### Problem requirements
Would you pull out every line of the material that contains the string "China"?

**** Data under study

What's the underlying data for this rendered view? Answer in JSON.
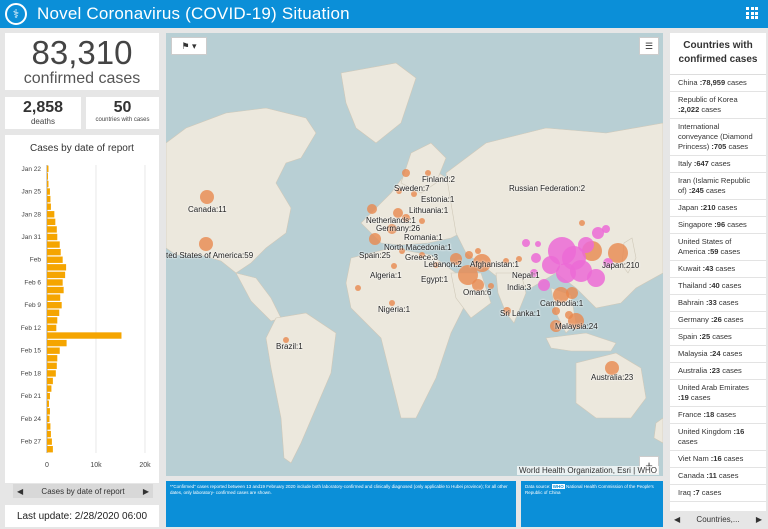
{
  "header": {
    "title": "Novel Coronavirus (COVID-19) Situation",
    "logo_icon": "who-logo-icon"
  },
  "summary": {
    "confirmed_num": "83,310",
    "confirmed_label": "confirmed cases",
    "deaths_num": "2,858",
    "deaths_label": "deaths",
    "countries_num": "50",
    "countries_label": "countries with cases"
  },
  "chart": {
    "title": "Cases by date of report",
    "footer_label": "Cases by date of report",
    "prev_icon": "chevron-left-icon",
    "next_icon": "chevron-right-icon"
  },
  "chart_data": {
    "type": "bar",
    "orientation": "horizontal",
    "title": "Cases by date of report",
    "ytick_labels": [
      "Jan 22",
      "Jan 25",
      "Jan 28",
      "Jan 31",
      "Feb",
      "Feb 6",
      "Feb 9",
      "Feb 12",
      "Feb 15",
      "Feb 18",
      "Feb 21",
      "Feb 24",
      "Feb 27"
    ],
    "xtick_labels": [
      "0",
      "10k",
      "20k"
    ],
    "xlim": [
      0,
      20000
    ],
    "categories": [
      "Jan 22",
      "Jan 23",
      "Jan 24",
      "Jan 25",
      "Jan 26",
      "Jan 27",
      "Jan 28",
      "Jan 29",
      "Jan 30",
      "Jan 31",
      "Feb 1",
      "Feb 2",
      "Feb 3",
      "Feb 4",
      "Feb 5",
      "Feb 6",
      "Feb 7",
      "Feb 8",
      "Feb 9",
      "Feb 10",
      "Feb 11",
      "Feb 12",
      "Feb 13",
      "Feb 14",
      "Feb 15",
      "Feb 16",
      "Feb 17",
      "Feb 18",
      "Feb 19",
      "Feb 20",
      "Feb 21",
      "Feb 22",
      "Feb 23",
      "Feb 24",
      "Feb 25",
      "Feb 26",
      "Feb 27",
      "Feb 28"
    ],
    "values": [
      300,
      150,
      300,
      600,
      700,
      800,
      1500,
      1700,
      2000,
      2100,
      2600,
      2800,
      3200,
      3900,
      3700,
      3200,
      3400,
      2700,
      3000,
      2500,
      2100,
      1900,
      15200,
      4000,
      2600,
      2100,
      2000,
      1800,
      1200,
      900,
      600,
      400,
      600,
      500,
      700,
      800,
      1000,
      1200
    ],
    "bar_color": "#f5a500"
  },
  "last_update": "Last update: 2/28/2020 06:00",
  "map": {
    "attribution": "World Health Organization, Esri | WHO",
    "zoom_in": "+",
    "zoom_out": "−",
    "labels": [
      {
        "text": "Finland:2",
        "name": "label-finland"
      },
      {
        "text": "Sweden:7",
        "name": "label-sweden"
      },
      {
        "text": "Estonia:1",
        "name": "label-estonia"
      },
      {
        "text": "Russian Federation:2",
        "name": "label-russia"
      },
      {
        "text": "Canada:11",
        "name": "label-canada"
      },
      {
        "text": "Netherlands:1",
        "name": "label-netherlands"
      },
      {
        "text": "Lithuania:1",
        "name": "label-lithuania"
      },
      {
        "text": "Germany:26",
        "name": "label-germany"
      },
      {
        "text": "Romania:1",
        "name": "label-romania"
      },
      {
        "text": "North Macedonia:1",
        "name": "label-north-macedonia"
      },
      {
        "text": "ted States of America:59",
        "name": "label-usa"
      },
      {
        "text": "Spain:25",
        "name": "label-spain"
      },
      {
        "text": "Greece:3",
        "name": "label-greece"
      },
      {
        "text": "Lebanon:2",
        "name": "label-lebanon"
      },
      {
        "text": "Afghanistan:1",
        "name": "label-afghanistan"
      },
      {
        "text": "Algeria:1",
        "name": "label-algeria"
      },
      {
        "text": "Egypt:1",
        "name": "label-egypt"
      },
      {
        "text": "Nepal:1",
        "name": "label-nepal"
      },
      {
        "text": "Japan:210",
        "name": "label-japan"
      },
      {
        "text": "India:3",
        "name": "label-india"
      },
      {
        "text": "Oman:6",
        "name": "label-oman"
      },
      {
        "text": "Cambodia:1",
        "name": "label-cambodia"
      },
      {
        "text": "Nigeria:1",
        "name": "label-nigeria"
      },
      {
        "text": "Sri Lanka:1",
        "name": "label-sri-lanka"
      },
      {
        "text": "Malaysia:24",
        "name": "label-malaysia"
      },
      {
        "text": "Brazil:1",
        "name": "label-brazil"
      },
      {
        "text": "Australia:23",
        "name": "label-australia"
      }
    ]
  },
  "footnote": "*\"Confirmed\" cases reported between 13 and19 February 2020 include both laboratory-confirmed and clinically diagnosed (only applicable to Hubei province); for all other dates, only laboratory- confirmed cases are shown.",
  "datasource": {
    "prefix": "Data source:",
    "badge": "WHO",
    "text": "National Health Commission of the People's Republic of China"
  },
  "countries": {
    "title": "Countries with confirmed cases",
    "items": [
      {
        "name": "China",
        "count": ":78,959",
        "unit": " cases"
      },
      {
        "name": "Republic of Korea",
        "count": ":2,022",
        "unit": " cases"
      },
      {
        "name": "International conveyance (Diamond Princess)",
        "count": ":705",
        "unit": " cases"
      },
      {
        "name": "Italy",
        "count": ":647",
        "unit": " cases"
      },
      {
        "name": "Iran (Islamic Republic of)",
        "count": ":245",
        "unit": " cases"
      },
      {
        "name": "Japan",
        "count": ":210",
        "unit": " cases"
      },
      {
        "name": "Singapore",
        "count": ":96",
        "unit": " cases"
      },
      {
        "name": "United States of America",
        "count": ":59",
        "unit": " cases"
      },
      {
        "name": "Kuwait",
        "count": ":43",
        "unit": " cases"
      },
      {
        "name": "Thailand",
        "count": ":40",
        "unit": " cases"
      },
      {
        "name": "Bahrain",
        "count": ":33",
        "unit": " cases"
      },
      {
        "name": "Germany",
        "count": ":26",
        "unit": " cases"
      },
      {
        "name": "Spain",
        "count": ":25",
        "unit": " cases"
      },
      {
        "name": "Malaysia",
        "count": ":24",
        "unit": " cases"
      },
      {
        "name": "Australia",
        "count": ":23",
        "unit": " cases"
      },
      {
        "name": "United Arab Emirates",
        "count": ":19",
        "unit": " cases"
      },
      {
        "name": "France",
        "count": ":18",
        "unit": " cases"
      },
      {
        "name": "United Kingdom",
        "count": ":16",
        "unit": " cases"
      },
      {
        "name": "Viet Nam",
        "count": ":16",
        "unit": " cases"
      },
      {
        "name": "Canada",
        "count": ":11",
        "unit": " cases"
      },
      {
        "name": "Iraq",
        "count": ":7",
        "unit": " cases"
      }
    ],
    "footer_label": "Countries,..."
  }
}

********
**** Data under study

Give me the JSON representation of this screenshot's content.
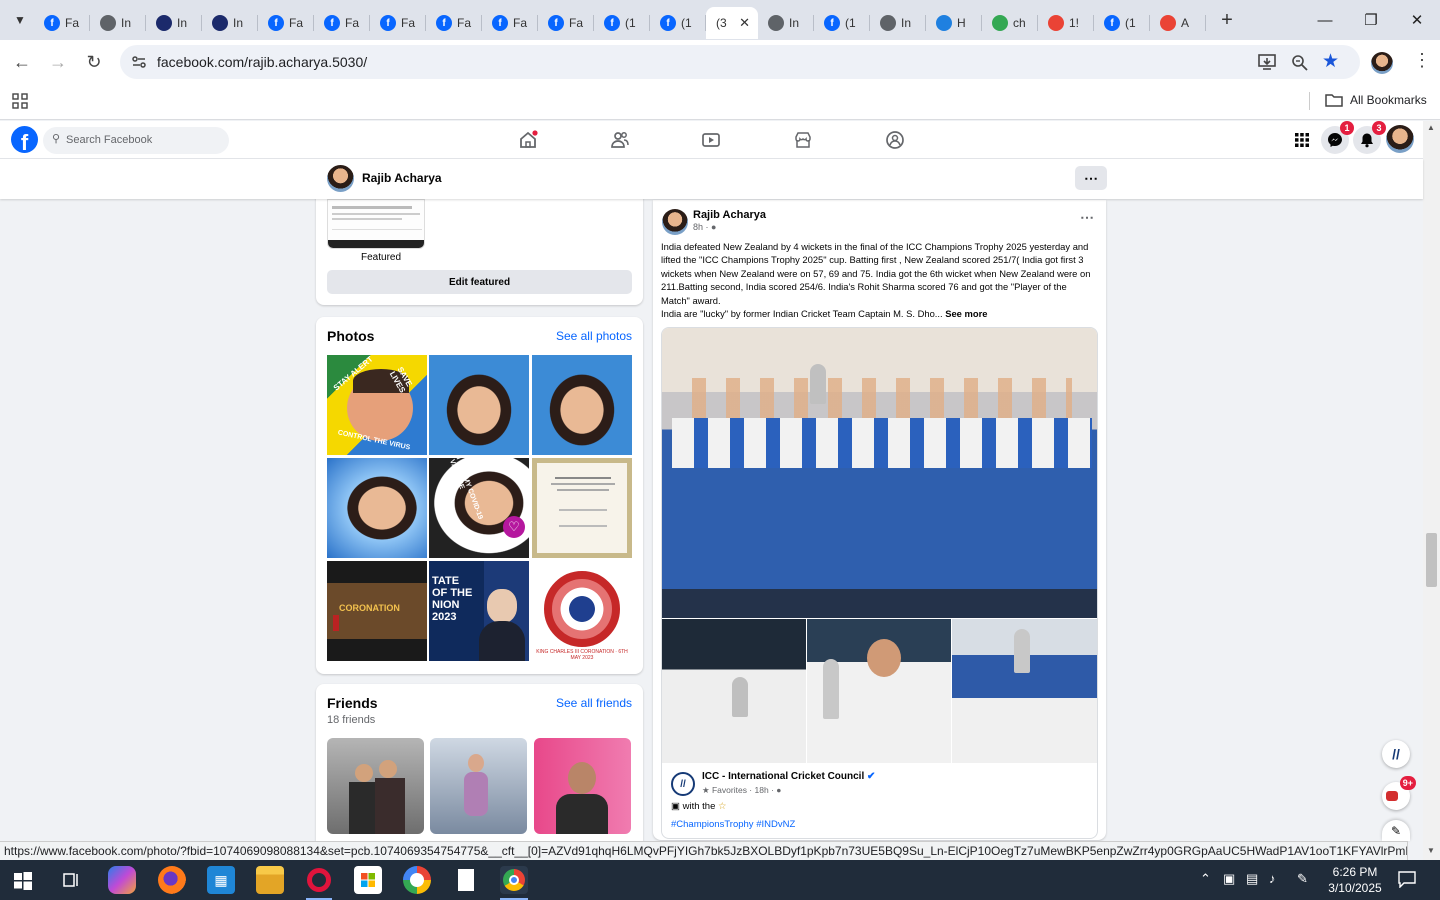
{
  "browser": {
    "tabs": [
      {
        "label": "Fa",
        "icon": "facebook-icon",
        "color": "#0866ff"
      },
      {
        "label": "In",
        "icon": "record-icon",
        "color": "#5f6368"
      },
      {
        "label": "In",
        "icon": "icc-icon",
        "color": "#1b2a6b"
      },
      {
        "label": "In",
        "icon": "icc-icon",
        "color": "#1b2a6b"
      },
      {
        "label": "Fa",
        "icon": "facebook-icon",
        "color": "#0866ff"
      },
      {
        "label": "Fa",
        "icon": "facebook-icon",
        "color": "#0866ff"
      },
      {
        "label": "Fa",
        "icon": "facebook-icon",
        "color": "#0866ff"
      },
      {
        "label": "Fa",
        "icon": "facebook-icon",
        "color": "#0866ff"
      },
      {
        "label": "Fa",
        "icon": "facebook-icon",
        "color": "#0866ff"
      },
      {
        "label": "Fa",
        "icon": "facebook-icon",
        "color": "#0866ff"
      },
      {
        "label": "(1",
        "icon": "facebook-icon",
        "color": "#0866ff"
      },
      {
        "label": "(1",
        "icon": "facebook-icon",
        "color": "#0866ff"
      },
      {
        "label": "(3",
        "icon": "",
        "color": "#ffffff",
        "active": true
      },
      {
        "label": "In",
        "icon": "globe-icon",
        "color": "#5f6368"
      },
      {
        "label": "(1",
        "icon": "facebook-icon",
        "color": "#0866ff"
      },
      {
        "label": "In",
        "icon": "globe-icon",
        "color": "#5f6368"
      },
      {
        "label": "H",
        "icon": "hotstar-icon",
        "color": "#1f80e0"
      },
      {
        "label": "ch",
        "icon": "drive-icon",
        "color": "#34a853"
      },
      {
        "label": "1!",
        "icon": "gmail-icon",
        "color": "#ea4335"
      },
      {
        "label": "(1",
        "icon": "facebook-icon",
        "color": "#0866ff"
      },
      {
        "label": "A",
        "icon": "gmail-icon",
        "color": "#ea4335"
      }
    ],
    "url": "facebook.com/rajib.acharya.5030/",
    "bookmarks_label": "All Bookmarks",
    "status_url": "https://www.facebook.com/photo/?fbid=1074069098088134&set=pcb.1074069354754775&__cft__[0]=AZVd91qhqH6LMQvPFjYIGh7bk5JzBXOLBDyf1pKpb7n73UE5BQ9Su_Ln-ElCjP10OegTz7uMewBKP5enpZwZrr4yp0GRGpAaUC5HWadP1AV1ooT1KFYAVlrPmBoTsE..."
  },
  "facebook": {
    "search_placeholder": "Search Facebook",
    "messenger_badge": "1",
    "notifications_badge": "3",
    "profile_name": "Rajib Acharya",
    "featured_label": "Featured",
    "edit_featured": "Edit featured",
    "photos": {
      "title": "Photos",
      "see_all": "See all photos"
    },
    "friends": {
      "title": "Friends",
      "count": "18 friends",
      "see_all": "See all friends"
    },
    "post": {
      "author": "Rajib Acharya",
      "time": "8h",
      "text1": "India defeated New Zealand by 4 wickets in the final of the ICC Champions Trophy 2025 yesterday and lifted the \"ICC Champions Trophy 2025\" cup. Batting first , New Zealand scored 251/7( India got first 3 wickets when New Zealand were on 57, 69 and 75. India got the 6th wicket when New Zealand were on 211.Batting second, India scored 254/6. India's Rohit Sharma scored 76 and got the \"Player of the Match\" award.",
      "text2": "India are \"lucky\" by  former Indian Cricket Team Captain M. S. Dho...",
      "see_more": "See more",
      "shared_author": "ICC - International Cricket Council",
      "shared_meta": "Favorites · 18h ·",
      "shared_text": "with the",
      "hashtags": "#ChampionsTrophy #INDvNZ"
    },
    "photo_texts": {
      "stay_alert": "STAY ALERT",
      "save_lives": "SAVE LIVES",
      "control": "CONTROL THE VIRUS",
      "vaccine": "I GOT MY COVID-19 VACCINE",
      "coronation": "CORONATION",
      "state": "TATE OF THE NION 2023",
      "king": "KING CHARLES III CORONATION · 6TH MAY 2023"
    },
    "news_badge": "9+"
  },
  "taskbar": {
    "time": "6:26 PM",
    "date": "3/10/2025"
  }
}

********
**** Data under study

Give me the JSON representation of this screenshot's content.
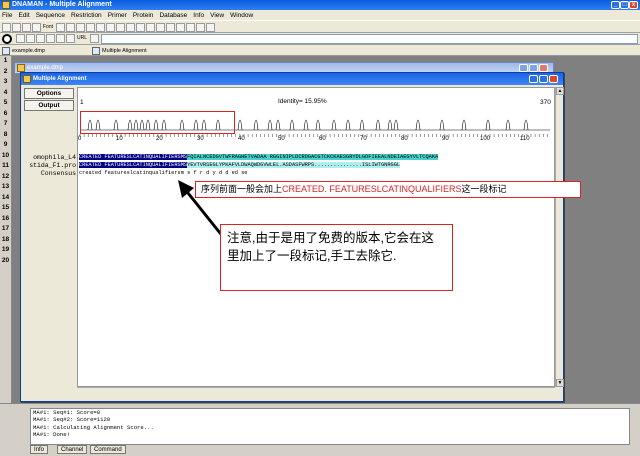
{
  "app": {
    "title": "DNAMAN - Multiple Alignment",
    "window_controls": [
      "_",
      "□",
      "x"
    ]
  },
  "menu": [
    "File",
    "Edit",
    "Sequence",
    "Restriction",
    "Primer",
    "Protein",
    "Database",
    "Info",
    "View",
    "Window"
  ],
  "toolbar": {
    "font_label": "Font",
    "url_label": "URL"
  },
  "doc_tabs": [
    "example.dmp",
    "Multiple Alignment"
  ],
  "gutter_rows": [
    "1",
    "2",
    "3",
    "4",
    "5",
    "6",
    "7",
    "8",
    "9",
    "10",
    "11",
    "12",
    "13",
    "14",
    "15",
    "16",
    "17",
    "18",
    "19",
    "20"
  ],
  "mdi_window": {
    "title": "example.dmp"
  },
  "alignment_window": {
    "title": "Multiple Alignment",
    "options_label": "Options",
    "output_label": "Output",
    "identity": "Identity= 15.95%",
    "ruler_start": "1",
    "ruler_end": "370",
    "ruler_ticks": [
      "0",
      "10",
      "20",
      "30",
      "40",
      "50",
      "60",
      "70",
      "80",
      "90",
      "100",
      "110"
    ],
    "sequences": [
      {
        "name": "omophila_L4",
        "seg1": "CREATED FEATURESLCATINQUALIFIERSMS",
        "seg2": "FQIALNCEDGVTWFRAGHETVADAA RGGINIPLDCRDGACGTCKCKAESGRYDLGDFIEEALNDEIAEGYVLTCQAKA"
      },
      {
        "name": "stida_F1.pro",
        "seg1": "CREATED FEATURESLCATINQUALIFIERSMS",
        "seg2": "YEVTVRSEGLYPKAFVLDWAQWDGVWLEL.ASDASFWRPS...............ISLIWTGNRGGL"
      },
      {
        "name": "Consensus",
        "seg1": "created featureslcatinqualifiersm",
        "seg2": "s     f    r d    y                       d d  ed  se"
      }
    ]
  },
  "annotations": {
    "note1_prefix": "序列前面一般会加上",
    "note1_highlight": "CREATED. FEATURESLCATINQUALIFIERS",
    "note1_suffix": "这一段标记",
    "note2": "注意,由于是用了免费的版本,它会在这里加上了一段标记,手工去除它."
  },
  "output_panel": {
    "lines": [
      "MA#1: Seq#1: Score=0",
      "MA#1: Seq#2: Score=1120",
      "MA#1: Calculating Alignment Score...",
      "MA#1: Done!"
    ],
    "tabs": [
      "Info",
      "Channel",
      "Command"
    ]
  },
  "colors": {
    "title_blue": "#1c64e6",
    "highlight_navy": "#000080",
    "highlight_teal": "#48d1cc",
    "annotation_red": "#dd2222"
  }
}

********

### Answer to this exercise
    "text": "National Health Commission of the People's Republic of China"
        "name": "China",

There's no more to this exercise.